▶ Your instructions
Edit the records starting at the line containing "iceland-map-60m (599, 456, 1136, 831)" and ending at the last line, replacing "valid-day" with "forecast-day" and leaving everything else as it is. Give back only those lines.

===== Data extract

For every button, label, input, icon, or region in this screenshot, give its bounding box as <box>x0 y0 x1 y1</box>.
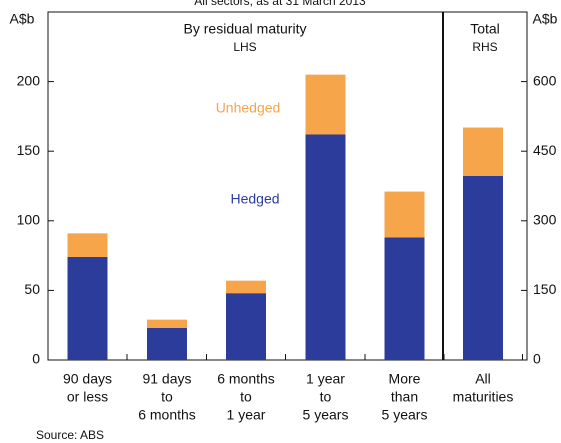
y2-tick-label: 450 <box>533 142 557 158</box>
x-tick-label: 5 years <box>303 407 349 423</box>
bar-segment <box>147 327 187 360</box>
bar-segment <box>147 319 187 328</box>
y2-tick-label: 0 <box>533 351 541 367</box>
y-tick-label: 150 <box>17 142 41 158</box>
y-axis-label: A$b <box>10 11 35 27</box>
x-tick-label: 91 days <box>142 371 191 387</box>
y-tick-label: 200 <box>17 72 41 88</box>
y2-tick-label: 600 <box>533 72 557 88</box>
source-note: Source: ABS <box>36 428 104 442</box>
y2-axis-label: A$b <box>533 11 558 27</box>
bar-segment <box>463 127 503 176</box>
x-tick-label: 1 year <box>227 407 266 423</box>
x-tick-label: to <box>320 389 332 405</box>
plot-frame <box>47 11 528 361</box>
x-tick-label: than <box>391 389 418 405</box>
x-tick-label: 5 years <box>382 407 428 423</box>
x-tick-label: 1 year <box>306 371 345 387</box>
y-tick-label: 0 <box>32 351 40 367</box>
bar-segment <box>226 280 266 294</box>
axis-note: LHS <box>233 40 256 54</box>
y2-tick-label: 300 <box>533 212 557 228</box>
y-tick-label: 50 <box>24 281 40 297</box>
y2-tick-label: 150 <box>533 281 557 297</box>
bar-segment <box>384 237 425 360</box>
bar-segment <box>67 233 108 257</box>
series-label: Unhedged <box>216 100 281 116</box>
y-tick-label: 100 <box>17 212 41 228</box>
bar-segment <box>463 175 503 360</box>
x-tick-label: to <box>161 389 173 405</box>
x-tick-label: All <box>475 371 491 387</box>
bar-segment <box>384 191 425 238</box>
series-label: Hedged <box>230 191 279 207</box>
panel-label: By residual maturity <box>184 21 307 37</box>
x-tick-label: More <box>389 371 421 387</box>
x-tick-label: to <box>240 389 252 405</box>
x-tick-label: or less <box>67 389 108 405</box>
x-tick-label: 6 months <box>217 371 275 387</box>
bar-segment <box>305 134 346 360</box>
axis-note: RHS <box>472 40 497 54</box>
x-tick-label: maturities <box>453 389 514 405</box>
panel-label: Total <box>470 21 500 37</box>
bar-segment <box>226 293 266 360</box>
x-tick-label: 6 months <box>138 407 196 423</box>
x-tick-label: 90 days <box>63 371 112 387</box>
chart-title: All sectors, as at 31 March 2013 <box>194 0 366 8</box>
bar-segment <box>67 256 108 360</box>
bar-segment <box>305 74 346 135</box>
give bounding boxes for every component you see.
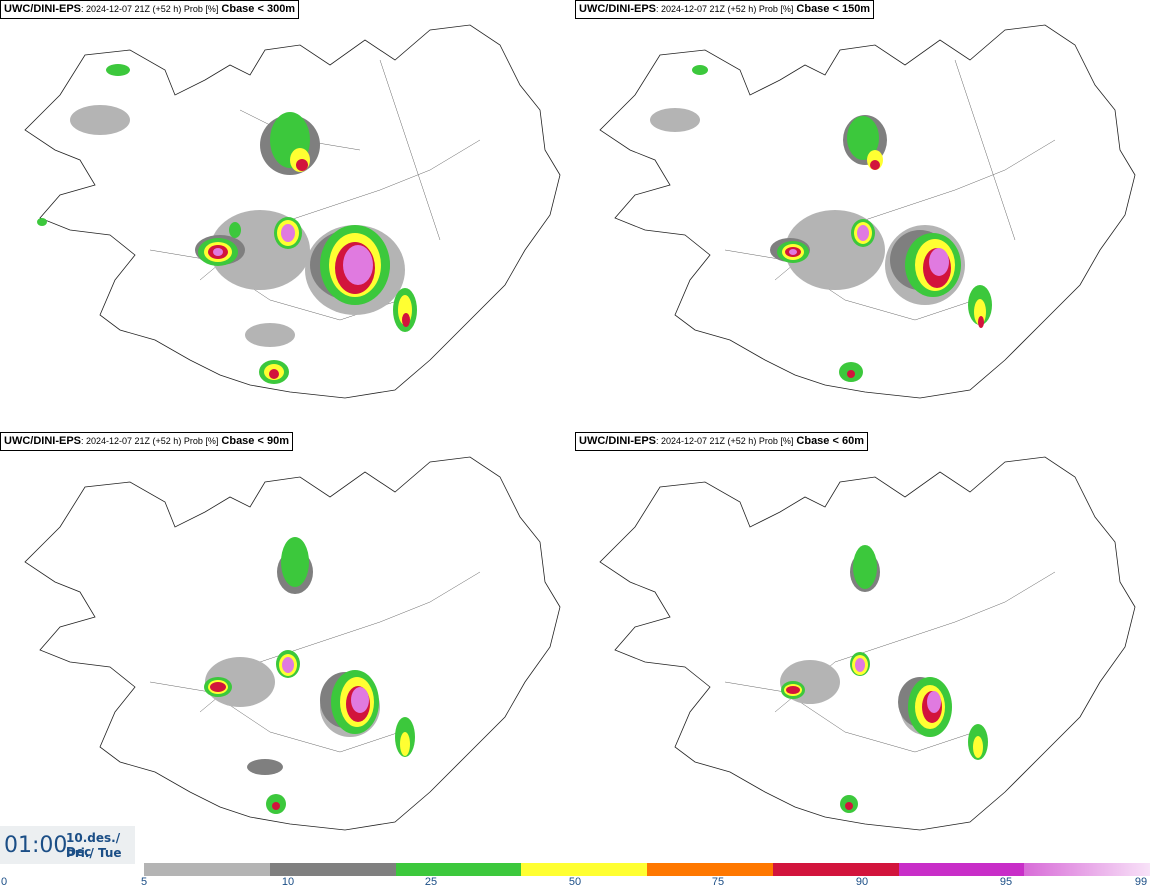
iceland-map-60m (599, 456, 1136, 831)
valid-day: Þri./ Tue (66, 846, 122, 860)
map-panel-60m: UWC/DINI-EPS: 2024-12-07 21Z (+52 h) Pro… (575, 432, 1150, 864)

==========

▶ Result
iceland-map-60m (599, 456, 1136, 831)
forecast-day: Þri./ Tue (66, 846, 122, 860)
map-panel-60m: UWC/DINI-EPS: 2024-12-07 21Z (+52 h) Pro… (575, 432, 1150, 864)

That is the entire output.